** PROMPT A **
Answer these questions from the park management text:
(i) What does the abbreviation VAMP stand for?
(ii) What orientation have park agencies traditionally used for visitor activity planning and management?
(iii) Through which process is natural resource information collected?
** PROMPT B **
Reproduce the park management text word for word, everything from "Traditionally, park agencies" down to "and local wants.".

** GIVEN TEXT **
____

Managing the tension between the resource and the visitor requires that park visitors and their activities be treated seriously. This requirement has led to the development of the Visitor Activity Management Process (VAMP). The advent of VAMP represents a fundamental change in orientation in Parks from a product or supply basis to an outward-looking market-sensitive one.

Traditionally, park agencies have utilized a product orientation to visitor activity planning and management. Park planners and managers, believed ‘their primary task to be providing facilities, services and programs which they consider to be most appropriate, as efficiently as they are able’.’ This approach involves deciding what the public wants and how the park agency can best provide for visitor and local wants.

The resulting facilities, services and programs are offered to the public with the hope that they will be utilized. Ensuing management then becomes operation-orientated, focusing on the facility or resource being offered rather than on the recreation experiences or benefits provided.

Natural resource information is collected through the Natural Resources Management Process and is assessed to identify resource opportunities and constraints. The inclusion of such information in VAMP is important because it helps achieve integration between visitor use and resource protection.

From the recently revised US National Park Service (NPS) Management Policies, provides a strong mandate to guide recreation management decisions in protecting park resources and values at some 375 parks.

This policy guidance recognizes the legitimacy of providing opportunities for public enjoyment of parks. However, the Management Policies also acknowledge that some degree of resource impact is an inevitable consequence of use and direct managers to `ensure that any adverse impacts are the minimum necessary, unavoidable, cannot be further mitigated, and do not constitute impairment or derogation of park resources and values’ (NPS, 2001).

Most protected areas internationally operate under similar mandates. Success in achieving an appropriate balance between recreation provision and resource protection mandates requires professional management of park natural resources and visitor use. Managers must have the ability to assess and find out visitor impacts and determine what their acceptability with respect to park management objectives is.

Objective of the research:

National Park Service lands are administered under dual legal mandates requiring managers to achieve an acceptable balance between resource protection and recreation provision objectives. While some degree of environmental degradation is inevitable, managers are challenged to develop recreation resource management policies that can preserve environmental conditions and processes, while sustaining high quality recreational experiences. Recreation ecology knowledge can assist managers in this challenging task by providing procedures to monitor resource conditions and evaluate the effectiveness of management actions.

____

** DATA SECTION **
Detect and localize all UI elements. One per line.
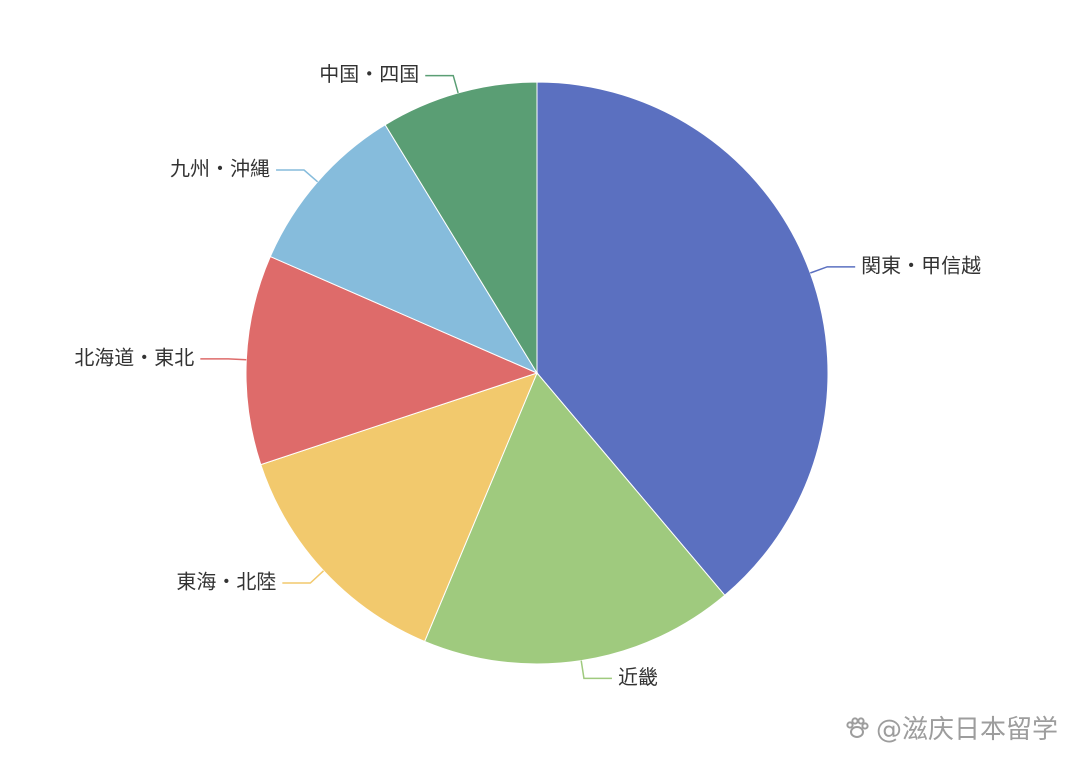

____

** FULL RESPONSE A **
(i) Visitor Activity Management Process
(ii) A product orientation
(iii) The Natural Resources Management Process

** FULL RESPONSE B **
Traditionally, park agencies have utilized a product orientation to visitor activity planning and management. Park planners and managers, believed ‘their primary task to be providing facilities, services and programs which they consider to be most appropriate, as efficiently as they are able’.’ This approach involves deciding what the public wants and how the park agency can best provide for visitor and local wants.